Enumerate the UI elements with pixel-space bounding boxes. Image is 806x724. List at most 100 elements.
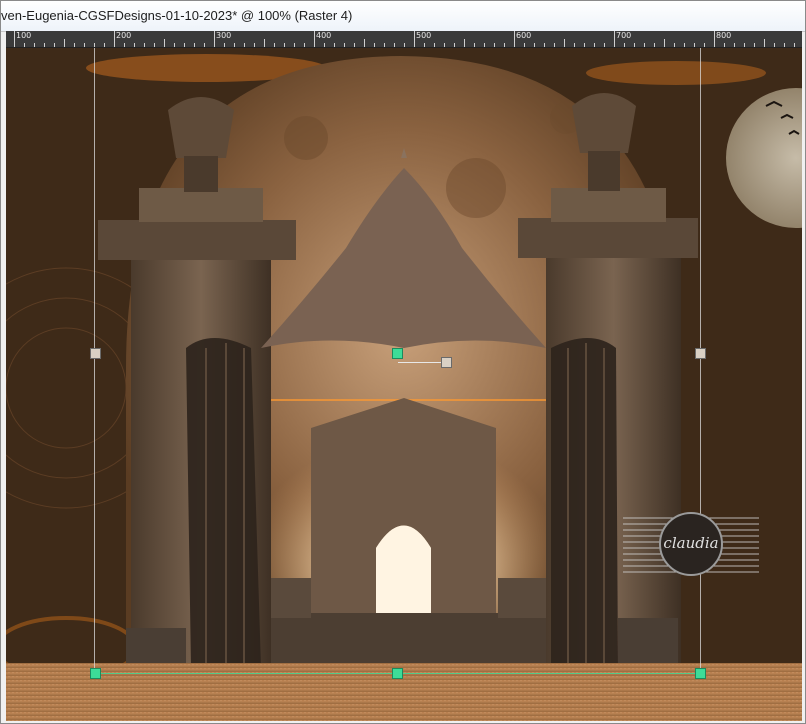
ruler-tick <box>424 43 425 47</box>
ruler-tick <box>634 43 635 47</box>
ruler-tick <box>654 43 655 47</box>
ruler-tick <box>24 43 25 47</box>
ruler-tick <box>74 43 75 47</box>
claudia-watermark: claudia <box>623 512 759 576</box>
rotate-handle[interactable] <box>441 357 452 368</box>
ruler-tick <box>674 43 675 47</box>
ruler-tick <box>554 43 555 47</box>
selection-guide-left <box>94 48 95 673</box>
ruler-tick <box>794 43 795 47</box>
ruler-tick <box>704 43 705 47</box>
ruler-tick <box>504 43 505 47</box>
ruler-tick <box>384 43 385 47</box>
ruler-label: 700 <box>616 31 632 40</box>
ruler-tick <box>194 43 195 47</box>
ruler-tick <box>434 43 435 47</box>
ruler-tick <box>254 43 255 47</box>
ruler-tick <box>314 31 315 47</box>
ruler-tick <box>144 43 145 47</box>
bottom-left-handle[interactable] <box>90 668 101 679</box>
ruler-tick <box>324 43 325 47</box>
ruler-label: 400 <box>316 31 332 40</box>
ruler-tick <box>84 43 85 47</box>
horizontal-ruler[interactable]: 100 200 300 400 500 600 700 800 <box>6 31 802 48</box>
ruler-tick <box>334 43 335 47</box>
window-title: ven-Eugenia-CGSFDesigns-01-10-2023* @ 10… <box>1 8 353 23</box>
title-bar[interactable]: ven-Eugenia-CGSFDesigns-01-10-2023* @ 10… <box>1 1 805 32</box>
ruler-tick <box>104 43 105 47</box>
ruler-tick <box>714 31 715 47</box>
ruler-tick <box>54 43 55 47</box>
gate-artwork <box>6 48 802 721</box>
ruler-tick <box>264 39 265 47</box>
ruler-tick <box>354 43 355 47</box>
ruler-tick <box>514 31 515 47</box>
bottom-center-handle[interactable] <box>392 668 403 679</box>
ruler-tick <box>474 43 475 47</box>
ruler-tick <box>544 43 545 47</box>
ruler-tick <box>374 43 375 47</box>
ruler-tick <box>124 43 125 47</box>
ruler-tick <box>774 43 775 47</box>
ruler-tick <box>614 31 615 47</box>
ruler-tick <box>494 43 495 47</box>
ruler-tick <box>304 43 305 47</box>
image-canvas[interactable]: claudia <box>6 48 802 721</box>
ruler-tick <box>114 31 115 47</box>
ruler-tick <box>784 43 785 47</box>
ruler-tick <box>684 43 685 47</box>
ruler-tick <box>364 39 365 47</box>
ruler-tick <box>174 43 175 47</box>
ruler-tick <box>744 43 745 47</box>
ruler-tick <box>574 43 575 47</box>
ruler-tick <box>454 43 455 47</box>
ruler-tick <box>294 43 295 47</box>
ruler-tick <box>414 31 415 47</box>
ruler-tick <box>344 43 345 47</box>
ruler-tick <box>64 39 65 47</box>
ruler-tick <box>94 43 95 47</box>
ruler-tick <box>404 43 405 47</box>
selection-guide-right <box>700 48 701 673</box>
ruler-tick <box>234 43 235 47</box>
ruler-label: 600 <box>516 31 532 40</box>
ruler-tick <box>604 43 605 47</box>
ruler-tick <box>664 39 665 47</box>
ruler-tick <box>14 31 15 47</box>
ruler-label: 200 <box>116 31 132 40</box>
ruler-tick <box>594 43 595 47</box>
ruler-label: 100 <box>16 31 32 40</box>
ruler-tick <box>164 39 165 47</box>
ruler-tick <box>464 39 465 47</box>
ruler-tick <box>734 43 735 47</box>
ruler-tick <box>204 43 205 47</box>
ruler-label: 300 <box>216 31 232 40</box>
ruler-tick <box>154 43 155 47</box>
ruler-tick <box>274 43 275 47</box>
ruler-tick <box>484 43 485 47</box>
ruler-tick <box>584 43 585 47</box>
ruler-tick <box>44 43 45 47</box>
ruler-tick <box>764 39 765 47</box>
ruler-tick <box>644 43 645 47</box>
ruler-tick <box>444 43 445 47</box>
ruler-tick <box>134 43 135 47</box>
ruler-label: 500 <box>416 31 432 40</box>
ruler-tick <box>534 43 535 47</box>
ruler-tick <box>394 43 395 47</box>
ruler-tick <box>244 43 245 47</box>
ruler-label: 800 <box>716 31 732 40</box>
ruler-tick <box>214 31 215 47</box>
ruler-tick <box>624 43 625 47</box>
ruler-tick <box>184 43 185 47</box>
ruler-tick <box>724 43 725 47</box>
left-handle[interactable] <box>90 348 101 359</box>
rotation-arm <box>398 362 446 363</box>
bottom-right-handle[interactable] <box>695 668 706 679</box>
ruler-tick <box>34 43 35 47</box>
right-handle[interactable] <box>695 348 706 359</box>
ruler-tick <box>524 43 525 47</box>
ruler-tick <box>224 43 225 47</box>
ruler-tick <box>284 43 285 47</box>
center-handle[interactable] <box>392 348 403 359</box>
-*-*-
Copy every line of the entries above word for word, leaving out the pictures.

Enumerate the UI elements with pixel-space bounding boxes. Image is 806x724. List at most 100 elements.
ruler-tick <box>424 43 425 47</box>
ruler-tick <box>634 43 635 47</box>
ruler-tick <box>654 43 655 47</box>
ruler-tick <box>24 43 25 47</box>
ruler-tick <box>74 43 75 47</box>
claudia-watermark: claudia <box>623 512 759 576</box>
rotate-handle[interactable] <box>441 357 452 368</box>
ruler-tick <box>674 43 675 47</box>
ruler-tick <box>554 43 555 47</box>
selection-guide-left <box>94 48 95 673</box>
ruler-tick <box>794 43 795 47</box>
ruler-tick <box>704 43 705 47</box>
ruler-tick <box>504 43 505 47</box>
ruler-tick <box>384 43 385 47</box>
ruler-label: 700 <box>616 31 632 40</box>
ruler-tick <box>194 43 195 47</box>
ruler-tick <box>434 43 435 47</box>
ruler-tick <box>254 43 255 47</box>
ruler-tick <box>314 31 315 47</box>
ruler-tick <box>144 43 145 47</box>
bottom-left-handle[interactable] <box>90 668 101 679</box>
ruler-tick <box>324 43 325 47</box>
ruler-label: 400 <box>316 31 332 40</box>
ruler-tick <box>84 43 85 47</box>
horizontal-ruler[interactable]: 100 200 300 400 500 600 700 800 <box>6 31 802 48</box>
ruler-tick <box>334 43 335 47</box>
window-title: ven-Eugenia-CGSFDesigns-01-10-2023* @ 10… <box>1 8 353 23</box>
title-bar[interactable]: ven-Eugenia-CGSFDesigns-01-10-2023* @ 10… <box>1 1 805 32</box>
ruler-tick <box>104 43 105 47</box>
ruler-tick <box>714 31 715 47</box>
ruler-tick <box>54 43 55 47</box>
gate-artwork <box>6 48 802 721</box>
ruler-tick <box>264 39 265 47</box>
ruler-tick <box>354 43 355 47</box>
ruler-tick <box>514 31 515 47</box>
bottom-center-handle[interactable] <box>392 668 403 679</box>
ruler-tick <box>474 43 475 47</box>
ruler-tick <box>544 43 545 47</box>
ruler-tick <box>374 43 375 47</box>
ruler-tick <box>124 43 125 47</box>
ruler-tick <box>774 43 775 47</box>
ruler-tick <box>614 31 615 47</box>
ruler-tick <box>494 43 495 47</box>
ruler-tick <box>304 43 305 47</box>
image-canvas[interactable]: claudia <box>6 48 802 721</box>
ruler-tick <box>114 31 115 47</box>
ruler-tick <box>784 43 785 47</box>
ruler-tick <box>684 43 685 47</box>
ruler-tick <box>364 39 365 47</box>
ruler-tick <box>174 43 175 47</box>
ruler-tick <box>744 43 745 47</box>
ruler-tick <box>574 43 575 47</box>
ruler-tick <box>454 43 455 47</box>
ruler-tick <box>294 43 295 47</box>
ruler-tick <box>414 31 415 47</box>
ruler-tick <box>344 43 345 47</box>
ruler-tick <box>64 39 65 47</box>
ruler-tick <box>94 43 95 47</box>
ruler-tick <box>404 43 405 47</box>
selection-guide-right <box>700 48 701 673</box>
ruler-tick <box>234 43 235 47</box>
ruler-label: 600 <box>516 31 532 40</box>
ruler-tick <box>604 43 605 47</box>
ruler-tick <box>664 39 665 47</box>
ruler-tick <box>14 31 15 47</box>
ruler-label: 200 <box>116 31 132 40</box>
ruler-tick <box>594 43 595 47</box>
ruler-label: 100 <box>16 31 32 40</box>
ruler-tick <box>164 39 165 47</box>
ruler-tick <box>464 39 465 47</box>
ruler-tick <box>734 43 735 47</box>
ruler-tick <box>204 43 205 47</box>
ruler-label: 300 <box>216 31 232 40</box>
ruler-tick <box>154 43 155 47</box>
ruler-tick <box>274 43 275 47</box>
ruler-tick <box>484 43 485 47</box>
ruler-tick <box>584 43 585 47</box>
ruler-tick <box>44 43 45 47</box>
ruler-tick <box>764 39 765 47</box>
ruler-tick <box>644 43 645 47</box>
ruler-tick <box>444 43 445 47</box>
ruler-tick <box>134 43 135 47</box>
ruler-label: 500 <box>416 31 432 40</box>
ruler-tick <box>534 43 535 47</box>
ruler-tick <box>394 43 395 47</box>
ruler-tick <box>244 43 245 47</box>
ruler-label: 800 <box>716 31 732 40</box>
ruler-tick <box>214 31 215 47</box>
ruler-tick <box>624 43 625 47</box>
ruler-tick <box>184 43 185 47</box>
ruler-tick <box>724 43 725 47</box>
left-handle[interactable] <box>90 348 101 359</box>
rotation-arm <box>398 362 446 363</box>
bottom-right-handle[interactable] <box>695 668 706 679</box>
ruler-tick <box>34 43 35 47</box>
right-handle[interactable] <box>695 348 706 359</box>
ruler-tick <box>524 43 525 47</box>
ruler-tick <box>224 43 225 47</box>
ruler-tick <box>284 43 285 47</box>
center-handle[interactable] <box>392 348 403 359</box>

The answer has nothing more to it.